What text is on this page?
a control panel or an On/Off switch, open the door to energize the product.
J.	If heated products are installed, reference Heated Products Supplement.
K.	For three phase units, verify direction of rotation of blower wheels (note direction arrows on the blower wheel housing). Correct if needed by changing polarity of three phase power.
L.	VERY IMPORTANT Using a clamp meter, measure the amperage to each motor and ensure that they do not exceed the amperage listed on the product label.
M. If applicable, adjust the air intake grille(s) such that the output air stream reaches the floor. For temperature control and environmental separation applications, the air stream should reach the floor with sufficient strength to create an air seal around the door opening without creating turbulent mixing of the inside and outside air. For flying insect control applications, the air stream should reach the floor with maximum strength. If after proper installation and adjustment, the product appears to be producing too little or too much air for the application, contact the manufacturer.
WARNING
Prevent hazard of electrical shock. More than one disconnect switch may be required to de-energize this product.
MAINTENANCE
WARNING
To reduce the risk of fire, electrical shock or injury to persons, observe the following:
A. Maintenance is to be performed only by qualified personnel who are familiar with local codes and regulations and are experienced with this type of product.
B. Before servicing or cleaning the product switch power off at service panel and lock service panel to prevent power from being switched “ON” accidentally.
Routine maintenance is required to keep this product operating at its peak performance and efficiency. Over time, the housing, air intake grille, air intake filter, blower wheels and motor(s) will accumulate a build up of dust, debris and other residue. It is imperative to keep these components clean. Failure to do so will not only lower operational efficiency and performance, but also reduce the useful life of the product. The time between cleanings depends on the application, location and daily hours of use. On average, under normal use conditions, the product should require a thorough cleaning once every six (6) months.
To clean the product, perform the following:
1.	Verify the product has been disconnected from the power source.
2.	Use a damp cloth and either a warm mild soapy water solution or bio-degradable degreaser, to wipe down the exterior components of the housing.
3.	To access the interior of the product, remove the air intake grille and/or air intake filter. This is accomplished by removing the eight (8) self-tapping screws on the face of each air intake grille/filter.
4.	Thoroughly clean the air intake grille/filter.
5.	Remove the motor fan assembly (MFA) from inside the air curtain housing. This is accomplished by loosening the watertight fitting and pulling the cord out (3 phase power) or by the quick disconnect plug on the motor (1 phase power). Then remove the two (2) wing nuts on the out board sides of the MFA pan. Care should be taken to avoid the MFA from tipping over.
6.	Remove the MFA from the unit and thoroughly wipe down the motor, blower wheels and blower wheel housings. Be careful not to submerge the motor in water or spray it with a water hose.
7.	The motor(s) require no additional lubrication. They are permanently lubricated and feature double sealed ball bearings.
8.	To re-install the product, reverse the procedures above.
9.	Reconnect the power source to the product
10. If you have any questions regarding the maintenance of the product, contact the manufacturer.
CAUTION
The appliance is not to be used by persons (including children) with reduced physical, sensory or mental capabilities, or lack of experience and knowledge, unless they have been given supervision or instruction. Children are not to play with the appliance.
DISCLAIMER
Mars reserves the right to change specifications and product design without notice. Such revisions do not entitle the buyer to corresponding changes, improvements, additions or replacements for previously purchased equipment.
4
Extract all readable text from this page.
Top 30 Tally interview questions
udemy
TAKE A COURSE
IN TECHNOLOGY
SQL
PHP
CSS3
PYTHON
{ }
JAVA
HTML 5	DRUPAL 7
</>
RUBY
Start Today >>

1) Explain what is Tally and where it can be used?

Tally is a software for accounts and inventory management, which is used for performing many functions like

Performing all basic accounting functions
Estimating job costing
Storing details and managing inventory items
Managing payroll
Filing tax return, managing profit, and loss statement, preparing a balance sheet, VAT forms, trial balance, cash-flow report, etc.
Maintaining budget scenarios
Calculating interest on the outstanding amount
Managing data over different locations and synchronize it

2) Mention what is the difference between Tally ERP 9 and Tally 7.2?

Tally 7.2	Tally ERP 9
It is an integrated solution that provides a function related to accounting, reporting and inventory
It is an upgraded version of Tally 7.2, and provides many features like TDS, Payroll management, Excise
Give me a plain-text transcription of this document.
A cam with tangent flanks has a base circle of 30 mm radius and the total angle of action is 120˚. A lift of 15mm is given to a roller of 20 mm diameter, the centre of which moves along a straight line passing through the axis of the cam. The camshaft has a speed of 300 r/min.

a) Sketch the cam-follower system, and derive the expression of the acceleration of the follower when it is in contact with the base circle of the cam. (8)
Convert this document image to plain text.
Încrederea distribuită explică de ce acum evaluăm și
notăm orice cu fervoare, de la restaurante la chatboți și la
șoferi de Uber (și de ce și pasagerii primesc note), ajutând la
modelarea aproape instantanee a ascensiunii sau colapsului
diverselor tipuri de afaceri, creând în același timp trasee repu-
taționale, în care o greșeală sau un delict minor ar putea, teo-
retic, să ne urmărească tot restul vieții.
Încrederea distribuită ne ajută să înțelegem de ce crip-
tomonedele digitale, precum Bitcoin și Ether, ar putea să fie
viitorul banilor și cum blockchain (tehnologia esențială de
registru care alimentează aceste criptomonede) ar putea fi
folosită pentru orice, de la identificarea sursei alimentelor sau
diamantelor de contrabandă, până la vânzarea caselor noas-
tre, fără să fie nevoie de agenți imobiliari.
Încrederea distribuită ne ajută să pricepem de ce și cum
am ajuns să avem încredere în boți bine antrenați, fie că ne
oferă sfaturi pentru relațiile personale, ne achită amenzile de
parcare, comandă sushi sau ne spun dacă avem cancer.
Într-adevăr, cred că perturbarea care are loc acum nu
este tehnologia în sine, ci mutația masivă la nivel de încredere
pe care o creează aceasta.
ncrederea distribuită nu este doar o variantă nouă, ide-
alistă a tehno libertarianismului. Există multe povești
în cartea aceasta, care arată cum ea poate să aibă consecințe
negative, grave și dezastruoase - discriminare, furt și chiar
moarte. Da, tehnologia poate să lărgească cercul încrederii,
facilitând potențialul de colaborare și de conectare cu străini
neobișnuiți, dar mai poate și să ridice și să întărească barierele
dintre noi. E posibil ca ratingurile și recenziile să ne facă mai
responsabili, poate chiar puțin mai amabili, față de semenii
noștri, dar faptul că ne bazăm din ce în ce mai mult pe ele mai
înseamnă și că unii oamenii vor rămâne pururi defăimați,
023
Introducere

☆ ☆ ☆ ☆ ☆ ☆ ☆

**Exercise aim**
Work out how many lines in the entries hold the string "accomplished". Your answer should consist solely of that number.

**Output**
2